DATA SUPPLIED:
::::
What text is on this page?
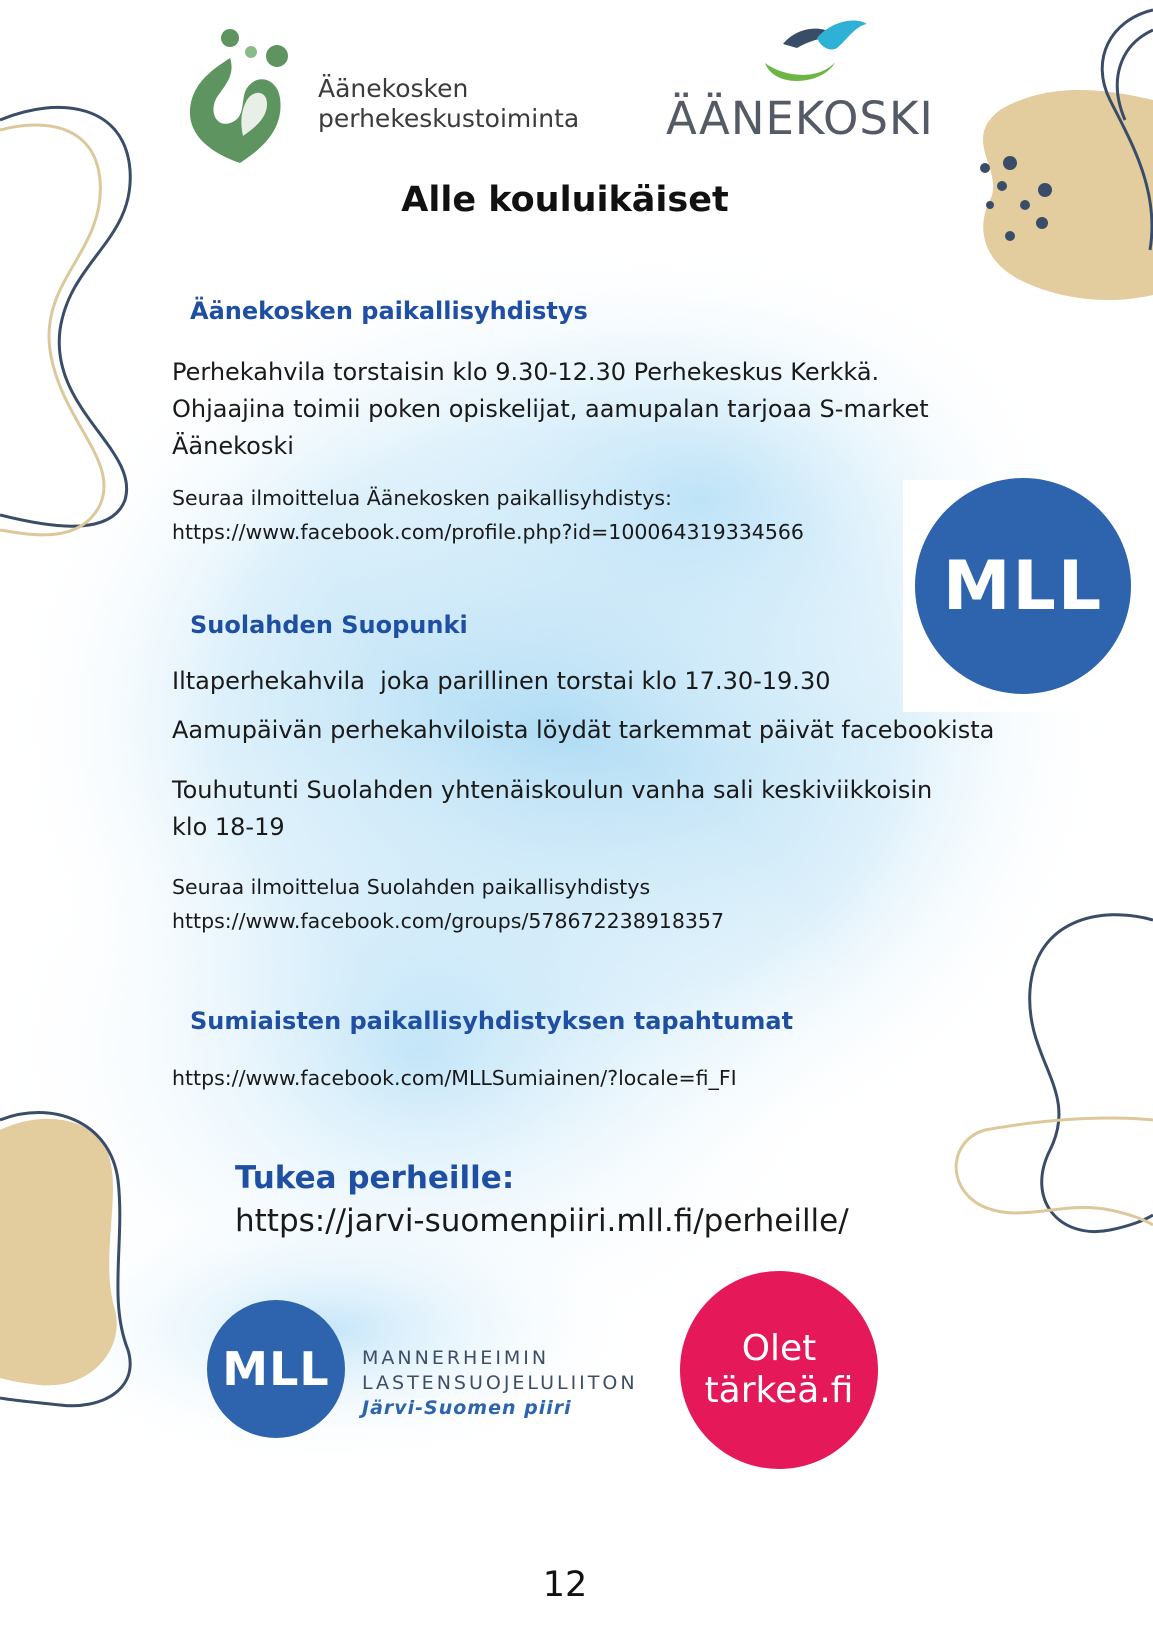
Äänekosken
perhekeskustoiminta ÄÄNEKOSKI
Alle kouluikäiset
Äänekosken paikallisyhdistys
Perhekahvila torstaisin klo 9.30-12.30 Perhekeskus Kerkkä.
Ohjaajina toimii poken opiskelijat, aamupalan tarjoaa S-market
Äänekoski
Seuraa ilmoittelua Äänekosken paikallisyhdistys:
https://www.facebook.com/profile.php?id=100064319334566
MLL
Suolahden Suopunki
Iltaperhekahvila  joka parillinen torstai klo 17.30-19.30
Aamupäivän perhekahviloista löydät tarkemmat päivät facebookista
Touhutunti Suolahden yhtenäiskoulun vanha sali keskiviikkoisin
klo 18-19
Seuraa ilmoittelua Suolahden paikallisyhdistys
https://www.facebook.com/groups/578672238918357
Sumiaisten paikallisyhdistyksen tapahtumat
https://www.facebook.com/MLLSumiainen/?locale=fi_FI
Tukea perheille:
https://jarvi-suomenpiiri.mll.fi/perheille/
MLL MANNERHEIMIN
LASTENSUOJELULIITON
Järvi-Suomen piiri
Olet
tärkeä.fi
12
::::
EXERCISE: Looking at the material above, count the lines that hold "Äänekosken" and give the total alone.

EXERCISE OUTPUT: 3